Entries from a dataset
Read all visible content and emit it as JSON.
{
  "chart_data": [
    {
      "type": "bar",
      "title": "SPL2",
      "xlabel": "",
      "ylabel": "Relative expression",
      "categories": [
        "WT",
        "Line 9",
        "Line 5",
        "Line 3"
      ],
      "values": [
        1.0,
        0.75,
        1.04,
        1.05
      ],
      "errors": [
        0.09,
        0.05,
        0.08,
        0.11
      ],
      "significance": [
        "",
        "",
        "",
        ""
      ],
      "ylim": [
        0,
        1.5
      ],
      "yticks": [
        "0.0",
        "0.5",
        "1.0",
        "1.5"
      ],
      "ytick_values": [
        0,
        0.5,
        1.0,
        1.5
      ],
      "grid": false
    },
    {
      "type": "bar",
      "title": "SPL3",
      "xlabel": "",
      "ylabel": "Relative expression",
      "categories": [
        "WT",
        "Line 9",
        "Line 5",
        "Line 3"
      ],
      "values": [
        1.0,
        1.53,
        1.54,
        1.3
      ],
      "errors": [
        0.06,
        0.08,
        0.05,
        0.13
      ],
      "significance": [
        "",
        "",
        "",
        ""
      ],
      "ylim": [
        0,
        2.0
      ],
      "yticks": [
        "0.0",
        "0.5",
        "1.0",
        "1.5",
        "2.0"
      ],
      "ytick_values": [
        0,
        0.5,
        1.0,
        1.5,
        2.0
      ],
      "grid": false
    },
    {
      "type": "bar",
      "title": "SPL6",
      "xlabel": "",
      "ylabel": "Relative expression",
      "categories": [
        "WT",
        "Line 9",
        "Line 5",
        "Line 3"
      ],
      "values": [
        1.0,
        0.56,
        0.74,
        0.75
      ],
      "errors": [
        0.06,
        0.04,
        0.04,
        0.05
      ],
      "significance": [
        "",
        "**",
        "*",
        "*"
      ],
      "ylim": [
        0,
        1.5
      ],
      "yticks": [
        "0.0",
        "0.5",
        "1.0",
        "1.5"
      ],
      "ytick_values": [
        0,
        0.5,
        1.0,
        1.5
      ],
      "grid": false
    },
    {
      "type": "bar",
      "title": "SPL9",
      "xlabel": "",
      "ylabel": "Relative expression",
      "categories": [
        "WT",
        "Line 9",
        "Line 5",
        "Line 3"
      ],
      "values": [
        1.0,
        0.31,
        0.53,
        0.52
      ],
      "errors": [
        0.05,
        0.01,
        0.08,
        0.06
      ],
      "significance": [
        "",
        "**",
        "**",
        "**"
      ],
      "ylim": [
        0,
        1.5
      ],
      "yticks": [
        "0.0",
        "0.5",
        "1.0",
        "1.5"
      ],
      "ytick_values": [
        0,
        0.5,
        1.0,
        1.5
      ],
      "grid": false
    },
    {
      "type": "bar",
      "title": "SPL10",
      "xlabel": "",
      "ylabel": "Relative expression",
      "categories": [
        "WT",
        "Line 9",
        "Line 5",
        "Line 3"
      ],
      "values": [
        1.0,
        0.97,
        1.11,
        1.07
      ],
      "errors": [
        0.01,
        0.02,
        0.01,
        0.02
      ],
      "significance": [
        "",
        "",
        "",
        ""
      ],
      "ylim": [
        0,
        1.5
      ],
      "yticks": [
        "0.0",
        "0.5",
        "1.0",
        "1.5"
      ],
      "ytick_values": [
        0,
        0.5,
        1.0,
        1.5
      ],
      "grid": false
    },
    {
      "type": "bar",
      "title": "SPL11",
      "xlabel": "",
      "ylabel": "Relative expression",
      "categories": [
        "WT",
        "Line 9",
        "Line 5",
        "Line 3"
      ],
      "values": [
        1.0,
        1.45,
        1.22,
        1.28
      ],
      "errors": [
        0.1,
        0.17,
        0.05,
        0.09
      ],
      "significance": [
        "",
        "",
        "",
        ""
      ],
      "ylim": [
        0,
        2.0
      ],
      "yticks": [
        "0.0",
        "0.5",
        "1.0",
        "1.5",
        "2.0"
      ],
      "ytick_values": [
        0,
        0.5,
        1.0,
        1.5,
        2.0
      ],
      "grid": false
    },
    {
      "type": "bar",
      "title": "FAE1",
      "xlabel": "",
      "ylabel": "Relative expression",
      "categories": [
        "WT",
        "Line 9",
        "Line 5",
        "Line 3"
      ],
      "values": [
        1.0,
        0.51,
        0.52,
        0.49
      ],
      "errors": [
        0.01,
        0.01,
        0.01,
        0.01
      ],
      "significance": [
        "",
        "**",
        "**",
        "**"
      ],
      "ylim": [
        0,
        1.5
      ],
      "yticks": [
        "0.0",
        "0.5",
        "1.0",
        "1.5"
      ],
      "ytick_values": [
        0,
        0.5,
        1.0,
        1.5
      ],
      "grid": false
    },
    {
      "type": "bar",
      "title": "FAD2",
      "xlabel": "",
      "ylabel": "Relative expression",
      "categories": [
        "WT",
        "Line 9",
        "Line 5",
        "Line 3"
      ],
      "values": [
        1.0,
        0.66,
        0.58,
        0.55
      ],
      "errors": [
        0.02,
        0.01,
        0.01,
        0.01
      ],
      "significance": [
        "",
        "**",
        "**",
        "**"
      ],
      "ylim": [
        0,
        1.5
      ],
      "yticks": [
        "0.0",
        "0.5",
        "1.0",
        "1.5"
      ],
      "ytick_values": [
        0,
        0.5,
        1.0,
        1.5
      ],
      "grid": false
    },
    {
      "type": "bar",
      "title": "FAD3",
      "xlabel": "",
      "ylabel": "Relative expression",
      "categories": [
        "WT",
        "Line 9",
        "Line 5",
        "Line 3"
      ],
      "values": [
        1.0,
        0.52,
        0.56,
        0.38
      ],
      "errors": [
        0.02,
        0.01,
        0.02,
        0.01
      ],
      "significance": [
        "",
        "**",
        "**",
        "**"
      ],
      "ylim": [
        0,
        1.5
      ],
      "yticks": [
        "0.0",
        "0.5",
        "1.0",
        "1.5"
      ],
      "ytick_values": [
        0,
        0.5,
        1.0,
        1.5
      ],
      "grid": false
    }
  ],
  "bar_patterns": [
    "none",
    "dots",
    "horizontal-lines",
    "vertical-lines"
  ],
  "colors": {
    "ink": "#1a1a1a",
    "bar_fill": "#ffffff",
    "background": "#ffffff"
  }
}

**The task:**
Print the records once more, exactly as they were given.

**Exercise result:**
Read all visible content and emit it as JSON.
{
  "chart_data": [
    {
      "type": "bar",
      "title": "SPL2",
      "xlabel": "",
      "ylabel": "Relative expression",
      "categories": [
        "WT",
        "Line 9",
        "Line 5",
        "Line 3"
      ],
      "values": [
        1.0,
        0.75,
        1.04,
        1.05
      ],
      "errors": [
        0.09,
        0.05,
        0.08,
        0.11
      ],
      "significance": [
        "",
        "",
        "",
        ""
      ],
      "ylim": [
        0,
        1.5
      ],
      "yticks": [
        "0.0",
        "0.5",
        "1.0",
        "1.5"
      ],
      "ytick_values": [
        0,
        0.5,
        1.0,
        1.5
      ],
      "grid": false
    },
    {
      "type": "bar",
      "title": "SPL3",
      "xlabel": "",
      "ylabel": "Relative expression",
      "categories": [
        "WT",
        "Line 9",
        "Line 5",
        "Line 3"
      ],
      "values": [
        1.0,
        1.53,
        1.54,
        1.3
      ],
      "errors": [
        0.06,
        0.08,
        0.05,
        0.13
      ],
      "significance": [
        "",
        "",
        "",
        ""
      ],
      "ylim": [
        0,
        2.0
      ],
      "yticks": [
        "0.0",
        "0.5",
        "1.0",
        "1.5",
        "2.0"
      ],
      "ytick_values": [
        0,
        0.5,
        1.0,
        1.5,
        2.0
      ],
      "grid": false
    },
    {
      "type": "bar",
      "title": "SPL6",
      "xlabel": "",
      "ylabel": "Relative expression",
      "categories": [
        "WT",
        "Line 9",
        "Line 5",
        "Line 3"
      ],
      "values": [
        1.0,
        0.56,
        0.74,
        0.75
      ],
      "errors": [
        0.06,
        0.04,
        0.04,
        0.05
      ],
      "significance": [
        "",
        "**",
        "*",
        "*"
      ],
      "ylim": [
        0,
        1.5
      ],
      "yticks": [
        "0.0",
        "0.5",
        "1.0",
        "1.5"
      ],
      "ytick_values": [
        0,
        0.5,
        1.0,
        1.5
      ],
      "grid": false
    },
    {
      "type": "bar",
      "title": "SPL9",
      "xlabel": "",
      "ylabel": "Relative expression",
      "categories": [
        "WT",
        "Line 9",
        "Line 5",
        "Line 3"
      ],
      "values": [
        1.0,
        0.31,
        0.53,
        0.52
      ],
      "errors": [
        0.05,
        0.01,
        0.08,
        0.06
      ],
      "significance": [
        "",
        "**",
        "**",
        "**"
      ],
      "ylim": [
        0,
        1.5
      ],
      "yticks": [
        "0.0",
        "0.5",
        "1.0",
        "1.5"
      ],
      "ytick_values": [
        0,
        0.5,
        1.0,
        1.5
      ],
      "grid": false
    },
    {
      "type": "bar",
      "title": "SPL10",
      "xlabel": "",
      "ylabel": "Relative expression",
      "categories": [
        "WT",
        "Line 9",
        "Line 5",
        "Line 3"
      ],
      "values": [
        1.0,
        0.97,
        1.11,
        1.07
      ],
      "errors": [
        0.01,
        0.02,
        0.01,
        0.02
      ],
      "significance": [
        "",
        "",
        "",
        ""
      ],
      "ylim": [
        0,
        1.5
      ],
      "yticks": [
        "0.0",
        "0.5",
        "1.0",
        "1.5"
      ],
      "ytick_values": [
        0,
        0.5,
        1.0,
        1.5
      ],
      "grid": false
    },
    {
      "type": "bar",
      "title": "SPL11",
      "xlabel": "",
      "ylabel": "Relative expression",
      "categories": [
        "WT",
        "Line 9",
        "Line 5",
        "Line 3"
      ],
      "values": [
        1.0,
        1.45,
        1.22,
        1.28
      ],
      "errors": [
        0.1,
        0.17,
        0.05,
        0.09
      ],
      "significance": [
        "",
        "",
        "",
        ""
      ],
      "ylim": [
        0,
        2.0
      ],
      "yticks": [
        "0.0",
        "0.5",
        "1.0",
        "1.5",
        "2.0"
      ],
      "ytick_values": [
        0,
        0.5,
        1.0,
        1.5,
        2.0
      ],
      "grid": false
    },
    {
      "type": "bar",
      "title": "FAE1",
      "xlabel": "",
      "ylabel": "Relative expression",
      "categories": [
        "WT",
        "Line 9",
        "Line 5",
        "Line 3"
      ],
      "values": [
        1.0,
        0.51,
        0.52,
        0.49
      ],
      "errors": [
        0.01,
        0.01,
        0.01,
        0.01
      ],
      "significance": [
        "",
        "**",
        "**",
        "**"
      ],
      "ylim": [
        0,
        1.5
      ],
      "yticks": [
        "0.0",
        "0.5",
        "1.0",
        "1.5"
      ],
      "ytick_values": [
        0,
        0.5,
        1.0,
        1.5
      ],
      "grid": false
    },
    {
      "type": "bar",
      "title": "FAD2",
      "xlabel": "",
      "ylabel": "Relative expression",
      "categories": [
        "WT",
        "Line 9",
        "Line 5",
        "Line 3"
      ],
      "values": [
        1.0,
        0.66,
        0.58,
        0.55
      ],
      "errors": [
        0.02,
        0.01,
        0.01,
        0.01
      ],
      "significance": [
        "",
        "**",
        "**",
        "**"
      ],
      "ylim": [
        0,
        1.5
      ],
      "yticks": [
        "0.0",
        "0.5",
        "1.0",
        "1.5"
      ],
      "ytick_values": [
        0,
        0.5,
        1.0,
        1.5
      ],
      "grid": false
    },
    {
      "type": "bar",
      "title": "FAD3",
      "xlabel": "",
      "ylabel": "Relative expression",
      "categories": [
        "WT",
        "Line 9",
        "Line 5",
        "Line 3"
      ],
      "values": [
        1.0,
        0.52,
        0.56,
        0.38
      ],
      "errors": [
        0.02,
        0.01,
        0.02,
        0.01
      ],
      "significance": [
        "",
        "**",
        "**",
        "**"
      ],
      "ylim": [
        0,
        1.5
      ],
      "yticks": [
        "0.0",
        "0.5",
        "1.0",
        "1.5"
      ],
      "ytick_values": [
        0,
        0.5,
        1.0,
        1.5
      ],
      "grid": false
    }
  ],
  "bar_patterns": [
    "none",
    "dots",
    "horizontal-lines",
    "vertical-lines"
  ],
  "colors": {
    "ink": "#1a1a1a",
    "bar_fill": "#ffffff",
    "background": "#ffffff"
  }
}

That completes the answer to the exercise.